We like to think that platforms like LinkedIn are just technology, just algorithms. But they’re a reflection of the people that use them: us, our desires, our anxieties, our fears. If the game really is to make us more “productive and successful,” I’m not convinced that looking constantly into a trick mirror of the careers we could be having, the lives we could be living, good versions and bad, is going to get us there.
so how do we deal?
I deleted LinkedIn after accepting a job partially in jest, a flippant “I don’t need you anymore, heard?” But the truth is that I felt (and still feel!) a little mad at LinkedIn for its new, uncomfortable vibe. Job-searching is hard enough; why did the site I needed to do it have to give me a gd existential stomach ache, too?
The temptation to bring as much of our offline selves into our online spaces, particularly professional ones, is especially strong right now—whether that means crafting just one more self-promoting post or humanizing tidbit, or (in my case) reading just one more job description. It’s a classic psychological sleight of hand: our brains are telling us we’re being productive; it’s survival of the fittest most online, baby! But I think we can afford to reserve a bit more of ourselves for the real world.
Rather than scrolling a LinkedIn that’s aswirl with the haze of our collective career angst, I’d rather be talking, over a cocktail, about how it feels to be a person with a job in today’s bizarre and challenging market, about all the ways our careers are disappointing us and the ways they’re giving us meaning and fulfillment. About what our next big goals are, and how we can help each other get there.

(Listed records)
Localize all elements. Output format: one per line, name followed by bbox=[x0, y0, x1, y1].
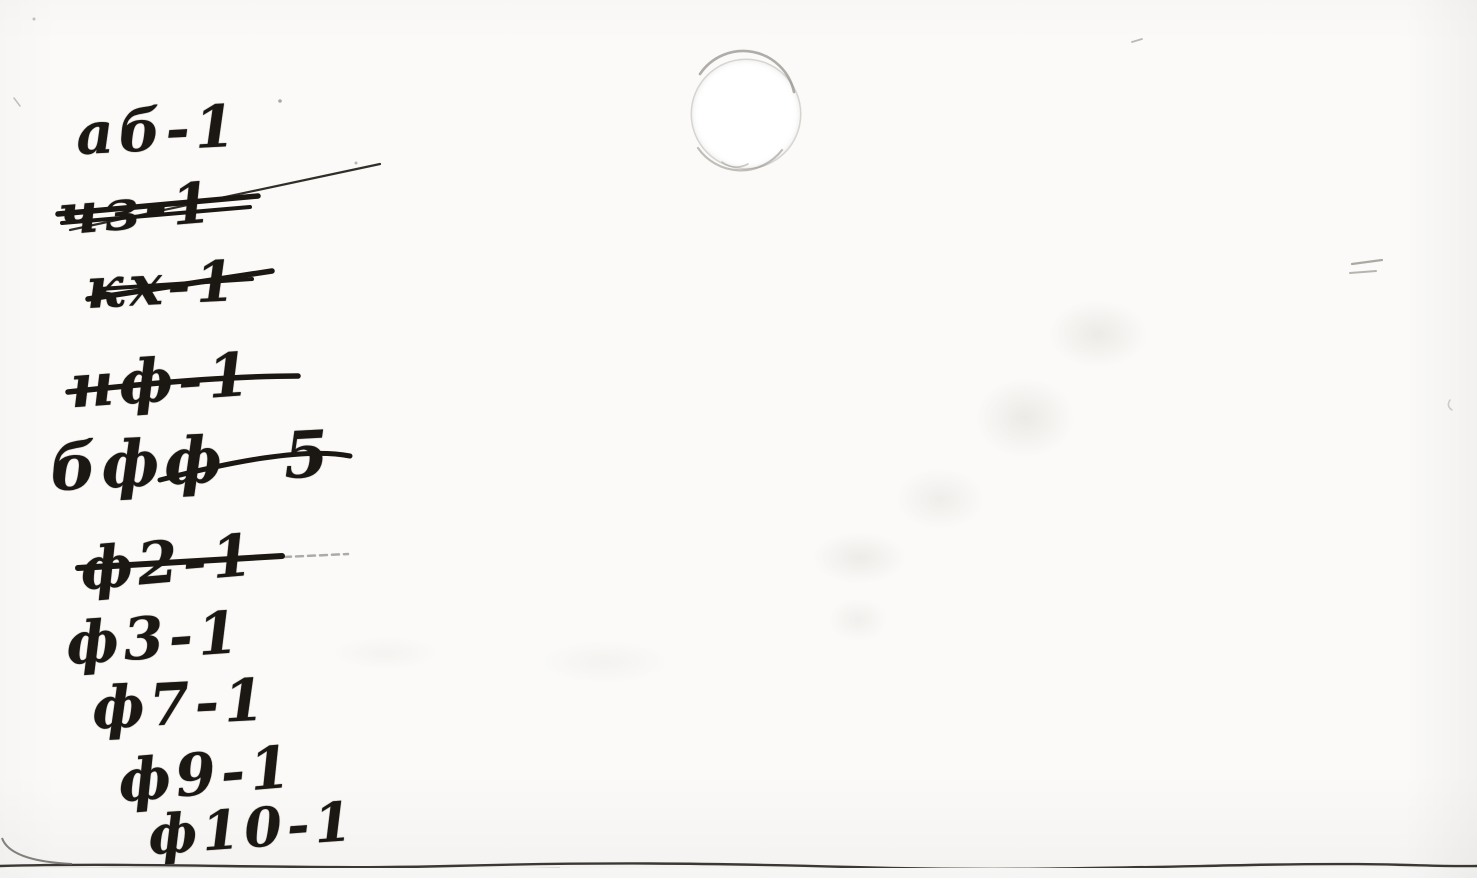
handwritten-entry-struck: бфф 5 bbox=[48, 417, 335, 507]
handwritten-entry-struck: кх-1 bbox=[84, 248, 241, 322]
paper-stain bbox=[975, 378, 1075, 458]
paper-stain bbox=[330, 636, 440, 670]
hole-punch bbox=[692, 60, 800, 168]
handwritten-entry-struck: чз-1 bbox=[55, 169, 218, 249]
paper-stain bbox=[540, 640, 670, 684]
handwritten-entry: ф7-1 bbox=[90, 665, 270, 742]
handwritten-entry-struck: нф-1 bbox=[68, 340, 257, 423]
paper-stain bbox=[895, 468, 985, 530]
backing-strip bbox=[0, 868, 1477, 878]
handwritten-entry: аб-1 bbox=[74, 92, 241, 168]
paper-stain bbox=[828, 598, 888, 642]
handwritten-entry: ф3-1 bbox=[64, 598, 245, 678]
paper-stain bbox=[1048, 300, 1148, 368]
handwritten-entry-struck: ф2-1 bbox=[77, 520, 259, 603]
paper-stain bbox=[812, 532, 907, 584]
card-scan: аб-1 чз-1 кх-1 нф-1 бфф 5 ф2-1 ф3-1 ф7-1… bbox=[0, 0, 1477, 878]
handwritten-entry: ф10-1 bbox=[146, 789, 359, 867]
card-corner-curve bbox=[2, 838, 72, 864]
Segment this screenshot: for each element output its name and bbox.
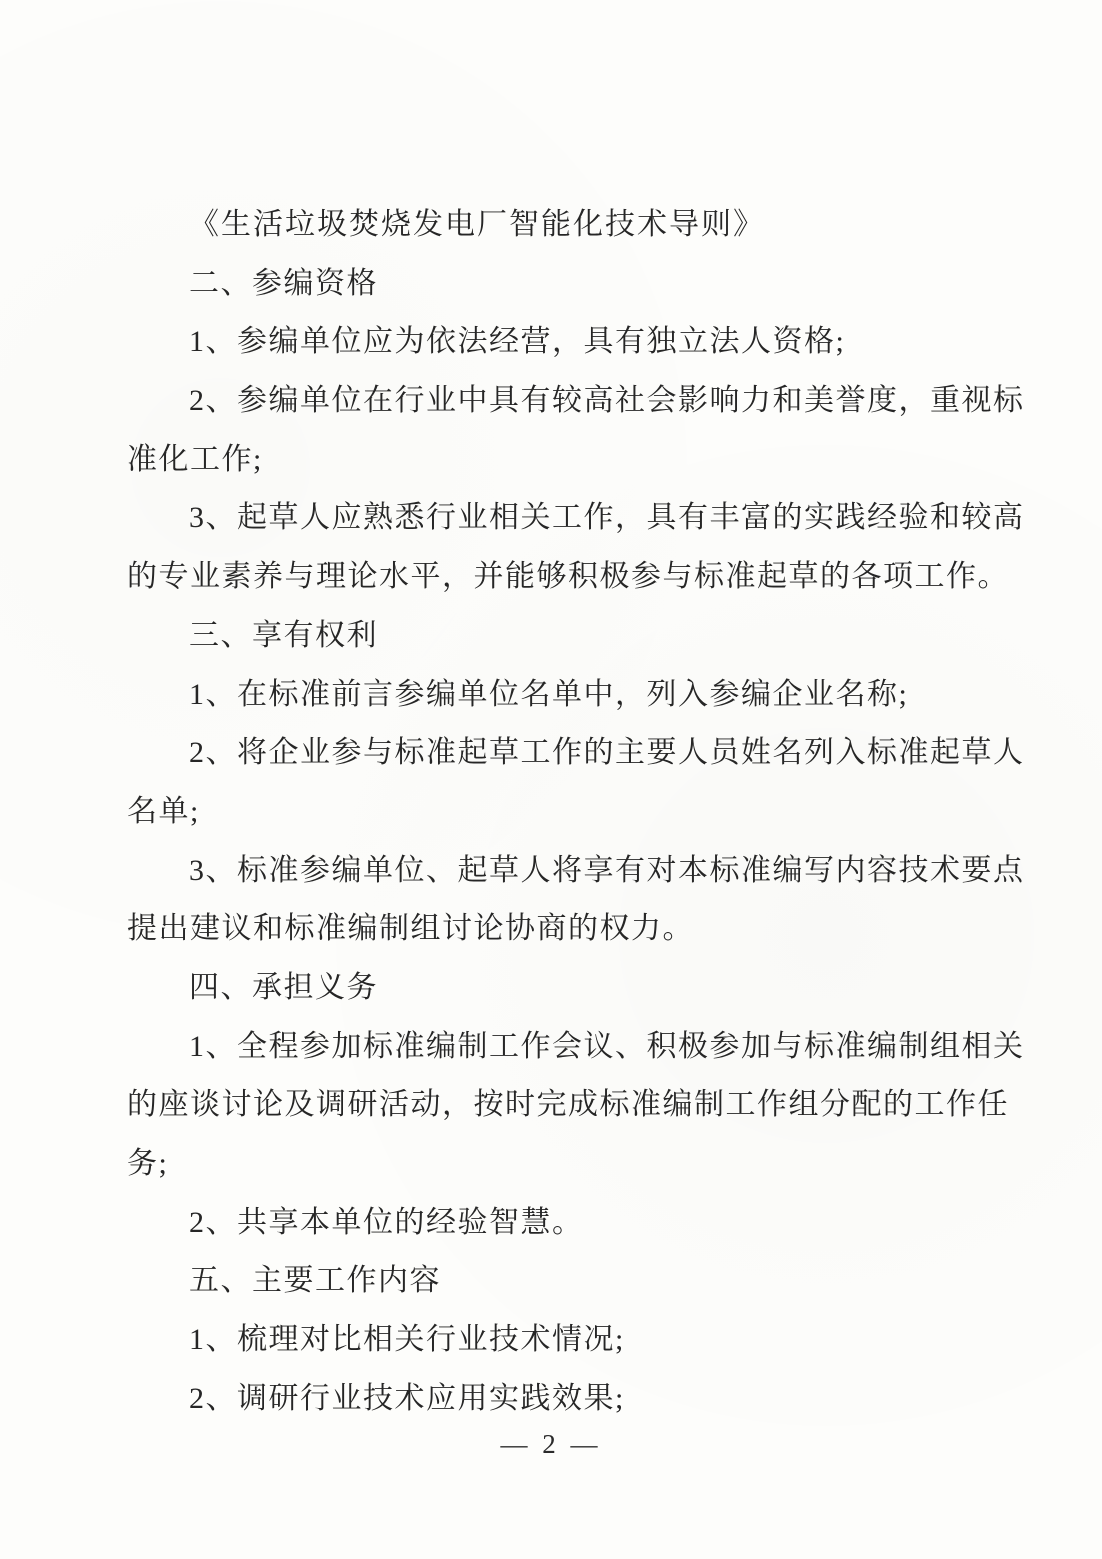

(What you need to do)
a. In the LinkedIn essay, when did the writer delete LinkedIn?
b. Reproduce everything in the LinkedIn essay from "so how do we" down to "stomach ache, too?".

(Answers provided)
a. After accepting a job

b.
so how do we deal?
I deleted LinkedIn after accepting a job partially in jest, a flippant “I don’t need you anymore, heard?” But the truth is that I felt (and still feel!) a little mad at LinkedIn for its new, uncomfortable vibe. Job-searching is hard enough; why did the site I needed to do it have to give me a gd existential stomach ache, too?